Excerpt from a dataset
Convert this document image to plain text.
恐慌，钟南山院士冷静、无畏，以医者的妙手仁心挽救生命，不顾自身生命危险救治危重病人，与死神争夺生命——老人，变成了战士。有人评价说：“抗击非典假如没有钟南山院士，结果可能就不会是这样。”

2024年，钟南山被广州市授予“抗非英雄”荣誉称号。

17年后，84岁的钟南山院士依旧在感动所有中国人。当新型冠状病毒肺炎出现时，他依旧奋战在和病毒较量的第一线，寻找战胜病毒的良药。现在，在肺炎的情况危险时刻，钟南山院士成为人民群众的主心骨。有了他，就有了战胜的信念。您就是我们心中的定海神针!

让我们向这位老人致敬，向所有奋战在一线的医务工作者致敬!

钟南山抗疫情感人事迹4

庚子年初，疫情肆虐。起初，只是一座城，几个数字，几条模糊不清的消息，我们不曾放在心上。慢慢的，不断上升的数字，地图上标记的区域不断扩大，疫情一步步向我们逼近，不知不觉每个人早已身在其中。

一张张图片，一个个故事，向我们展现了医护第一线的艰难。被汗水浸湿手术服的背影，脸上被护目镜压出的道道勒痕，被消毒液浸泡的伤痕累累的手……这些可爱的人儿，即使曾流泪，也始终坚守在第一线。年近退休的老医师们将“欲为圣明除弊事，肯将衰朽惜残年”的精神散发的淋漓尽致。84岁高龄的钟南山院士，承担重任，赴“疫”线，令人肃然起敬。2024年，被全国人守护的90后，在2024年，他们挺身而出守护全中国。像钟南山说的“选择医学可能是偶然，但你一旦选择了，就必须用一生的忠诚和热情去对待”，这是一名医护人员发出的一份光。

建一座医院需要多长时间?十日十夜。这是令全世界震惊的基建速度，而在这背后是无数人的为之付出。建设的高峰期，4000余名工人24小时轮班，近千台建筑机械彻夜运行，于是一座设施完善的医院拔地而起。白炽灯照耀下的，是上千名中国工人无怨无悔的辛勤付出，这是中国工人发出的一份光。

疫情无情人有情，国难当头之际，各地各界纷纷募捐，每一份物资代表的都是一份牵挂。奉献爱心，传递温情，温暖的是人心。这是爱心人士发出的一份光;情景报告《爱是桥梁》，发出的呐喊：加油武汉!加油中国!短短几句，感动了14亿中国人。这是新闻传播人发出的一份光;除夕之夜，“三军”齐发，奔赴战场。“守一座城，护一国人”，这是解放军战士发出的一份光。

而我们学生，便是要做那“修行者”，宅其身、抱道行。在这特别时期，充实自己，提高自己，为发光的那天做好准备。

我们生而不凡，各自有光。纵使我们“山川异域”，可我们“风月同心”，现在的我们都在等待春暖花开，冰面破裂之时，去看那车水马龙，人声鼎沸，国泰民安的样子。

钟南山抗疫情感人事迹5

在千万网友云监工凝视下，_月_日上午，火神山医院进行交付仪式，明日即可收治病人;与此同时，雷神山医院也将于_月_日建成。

_WORK TO BE COMPLETED:_ All of the data must be returned exactly.

_RESULT FOR THIS EXERCISE:_
Convert this document image to plain text.
恐慌，钟南山院士冷静、无畏，以医者的妙手仁心挽救生命，不顾自身生命危险救治危重病人，与死神争夺生命——老人，变成了战士。有人评价说：“抗击非典假如没有钟南山院士，结果可能就不会是这样。”

2024年，钟南山被广州市授予“抗非英雄”荣誉称号。

17年后，84岁的钟南山院士依旧在感动所有中国人。当新型冠状病毒肺炎出现时，他依旧奋战在和病毒较量的第一线，寻找战胜病毒的良药。现在，在肺炎的情况危险时刻，钟南山院士成为人民群众的主心骨。有了他，就有了战胜的信念。您就是我们心中的定海神针!

让我们向这位老人致敬，向所有奋战在一线的医务工作者致敬!

钟南山抗疫情感人事迹4

庚子年初，疫情肆虐。起初，只是一座城，几个数字，几条模糊不清的消息，我们不曾放在心上。慢慢的，不断上升的数字，地图上标记的区域不断扩大，疫情一步步向我们逼近，不知不觉每个人早已身在其中。

一张张图片，一个个故事，向我们展现了医护第一线的艰难。被汗水浸湿手术服的背影，脸上被护目镜压出的道道勒痕，被消毒液浸泡的伤痕累累的手……这些可爱的人儿，即使曾流泪，也始终坚守在第一线。年近退休的老医师们将“欲为圣明除弊事，肯将衰朽惜残年”的精神散发的淋漓尽致。84岁高龄的钟南山院士，承担重任，赴“疫”线，令人肃然起敬。2024年，被全国人守护的90后，在2024年，他们挺身而出守护全中国。像钟南山说的“选择医学可能是偶然，但你一旦选择了，就必须用一生的忠诚和热情去对待”，这是一名医护人员发出的一份光。

建一座医院需要多长时间?十日十夜。这是令全世界震惊的基建速度，而在这背后是无数人的为之付出。建设的高峰期，4000余名工人24小时轮班，近千台建筑机械彻夜运行，于是一座设施完善的医院拔地而起。白炽灯照耀下的，是上千名中国工人无怨无悔的辛勤付出，这是中国工人发出的一份光。

疫情无情人有情，国难当头之际，各地各界纷纷募捐，每一份物资代表的都是一份牵挂。奉献爱心，传递温情，温暖的是人心。这是爱心人士发出的一份光;情景报告《爱是桥梁》，发出的呐喊：加油武汉!加油中国!短短几句，感动了14亿中国人。这是新闻传播人发出的一份光;除夕之夜，“三军”齐发，奔赴战场。“守一座城，护一国人”，这是解放军战士发出的一份光。

而我们学生，便是要做那“修行者”，宅其身、抱道行。在这特别时期，充实自己，提高自己，为发光的那天做好准备。

我们生而不凡，各自有光。纵使我们“山川异域”，可我们“风月同心”，现在的我们都在等待春暖花开，冰面破裂之时，去看那车水马龙，人声鼎沸，国泰民安的样子。

钟南山抗疫情感人事迹5

在千万网友云监工凝视下，_月_日上午，火神山医院进行交付仪式，明日即可收治病人;与此同时，雷神山医院也将于_月_日建成。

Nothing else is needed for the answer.